PROBLEM DETAILS: For each line of the data below that holds "생활양식의", copy the line.

SUPPLIED ENTRIES:
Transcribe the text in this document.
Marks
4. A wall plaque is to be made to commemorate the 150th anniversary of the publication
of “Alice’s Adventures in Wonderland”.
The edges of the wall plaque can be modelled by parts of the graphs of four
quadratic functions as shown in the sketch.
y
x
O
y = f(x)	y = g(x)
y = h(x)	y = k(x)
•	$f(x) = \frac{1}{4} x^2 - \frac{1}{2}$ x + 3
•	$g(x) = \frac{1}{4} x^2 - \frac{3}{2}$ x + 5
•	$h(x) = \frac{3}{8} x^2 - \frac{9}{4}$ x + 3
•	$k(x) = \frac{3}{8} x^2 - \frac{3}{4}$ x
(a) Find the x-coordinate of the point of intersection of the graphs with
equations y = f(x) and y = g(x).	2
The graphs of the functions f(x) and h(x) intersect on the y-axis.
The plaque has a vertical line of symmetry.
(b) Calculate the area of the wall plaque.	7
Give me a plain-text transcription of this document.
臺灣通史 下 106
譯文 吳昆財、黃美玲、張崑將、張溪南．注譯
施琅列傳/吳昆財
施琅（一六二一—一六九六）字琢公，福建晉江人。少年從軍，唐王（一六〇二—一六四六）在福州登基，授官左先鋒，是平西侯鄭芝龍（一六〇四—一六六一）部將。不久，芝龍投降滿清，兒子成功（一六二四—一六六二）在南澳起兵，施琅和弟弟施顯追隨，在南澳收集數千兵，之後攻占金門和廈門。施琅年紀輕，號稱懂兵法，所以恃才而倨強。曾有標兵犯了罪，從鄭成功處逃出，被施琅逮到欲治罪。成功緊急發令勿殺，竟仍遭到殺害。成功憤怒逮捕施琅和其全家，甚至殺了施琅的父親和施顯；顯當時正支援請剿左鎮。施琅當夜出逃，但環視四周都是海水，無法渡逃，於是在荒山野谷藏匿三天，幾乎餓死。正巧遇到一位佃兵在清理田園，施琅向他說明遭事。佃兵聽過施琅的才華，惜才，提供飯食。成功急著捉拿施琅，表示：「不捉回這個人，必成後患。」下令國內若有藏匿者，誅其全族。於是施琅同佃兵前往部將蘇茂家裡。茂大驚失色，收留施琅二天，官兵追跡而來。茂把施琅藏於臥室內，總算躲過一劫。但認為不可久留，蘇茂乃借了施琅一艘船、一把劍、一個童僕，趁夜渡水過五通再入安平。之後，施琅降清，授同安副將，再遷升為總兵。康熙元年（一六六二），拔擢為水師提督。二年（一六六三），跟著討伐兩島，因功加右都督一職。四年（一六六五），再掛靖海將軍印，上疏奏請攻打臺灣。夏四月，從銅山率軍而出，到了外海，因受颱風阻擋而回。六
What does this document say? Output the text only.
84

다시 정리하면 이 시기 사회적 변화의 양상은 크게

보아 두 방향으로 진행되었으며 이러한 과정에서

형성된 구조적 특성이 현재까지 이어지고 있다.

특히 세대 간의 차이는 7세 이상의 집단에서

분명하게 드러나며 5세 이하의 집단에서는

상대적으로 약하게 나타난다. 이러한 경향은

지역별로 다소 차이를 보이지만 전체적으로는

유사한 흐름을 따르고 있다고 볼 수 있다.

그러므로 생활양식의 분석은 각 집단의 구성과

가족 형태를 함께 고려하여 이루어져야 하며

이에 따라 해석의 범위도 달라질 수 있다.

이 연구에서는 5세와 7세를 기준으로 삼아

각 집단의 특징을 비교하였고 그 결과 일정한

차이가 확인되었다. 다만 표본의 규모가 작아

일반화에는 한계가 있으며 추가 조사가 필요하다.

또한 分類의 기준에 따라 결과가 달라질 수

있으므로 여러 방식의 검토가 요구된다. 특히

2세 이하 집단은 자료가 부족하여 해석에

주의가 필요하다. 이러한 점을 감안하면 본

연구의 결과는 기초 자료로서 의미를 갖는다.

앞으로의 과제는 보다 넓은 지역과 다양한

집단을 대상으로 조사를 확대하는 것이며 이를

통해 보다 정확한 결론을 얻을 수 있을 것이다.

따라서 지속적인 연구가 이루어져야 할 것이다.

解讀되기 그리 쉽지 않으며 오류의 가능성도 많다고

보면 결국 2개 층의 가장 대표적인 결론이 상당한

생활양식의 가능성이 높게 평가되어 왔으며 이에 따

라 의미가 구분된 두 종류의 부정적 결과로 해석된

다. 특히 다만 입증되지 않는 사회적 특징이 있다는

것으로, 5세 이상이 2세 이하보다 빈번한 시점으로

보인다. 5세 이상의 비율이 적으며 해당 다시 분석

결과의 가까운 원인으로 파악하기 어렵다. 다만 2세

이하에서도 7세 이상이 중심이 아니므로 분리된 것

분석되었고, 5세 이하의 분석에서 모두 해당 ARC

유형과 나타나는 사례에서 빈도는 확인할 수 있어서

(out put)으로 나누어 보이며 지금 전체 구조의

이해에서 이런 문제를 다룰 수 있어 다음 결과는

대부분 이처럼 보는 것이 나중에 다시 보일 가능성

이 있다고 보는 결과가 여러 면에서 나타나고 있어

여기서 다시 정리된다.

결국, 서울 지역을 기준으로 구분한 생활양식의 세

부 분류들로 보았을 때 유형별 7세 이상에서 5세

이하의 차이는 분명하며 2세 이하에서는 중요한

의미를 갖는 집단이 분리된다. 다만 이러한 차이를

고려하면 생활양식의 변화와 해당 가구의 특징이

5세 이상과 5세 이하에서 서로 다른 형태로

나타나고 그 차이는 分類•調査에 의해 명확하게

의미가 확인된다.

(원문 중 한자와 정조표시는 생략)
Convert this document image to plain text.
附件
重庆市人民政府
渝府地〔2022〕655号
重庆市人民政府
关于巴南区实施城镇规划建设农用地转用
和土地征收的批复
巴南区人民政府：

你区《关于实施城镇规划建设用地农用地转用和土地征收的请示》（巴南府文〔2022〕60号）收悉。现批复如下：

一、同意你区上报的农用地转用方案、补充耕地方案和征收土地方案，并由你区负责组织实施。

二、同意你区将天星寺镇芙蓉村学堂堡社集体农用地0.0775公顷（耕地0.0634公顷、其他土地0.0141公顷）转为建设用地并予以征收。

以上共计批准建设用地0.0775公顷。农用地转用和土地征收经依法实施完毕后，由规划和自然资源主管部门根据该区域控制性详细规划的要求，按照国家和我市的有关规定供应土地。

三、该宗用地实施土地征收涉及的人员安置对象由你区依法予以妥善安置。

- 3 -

TASK RESPONSE:
그러므로 생활양식의 분석은 각 집단의 구성과
생활양식의 가능성이 높게 평가되어 왔으며 이에 따
결국, 서울 지역을 기준으로 구분한 생활양식의 세
고려하면 생활양식의 변화와 해당 가구의 특징이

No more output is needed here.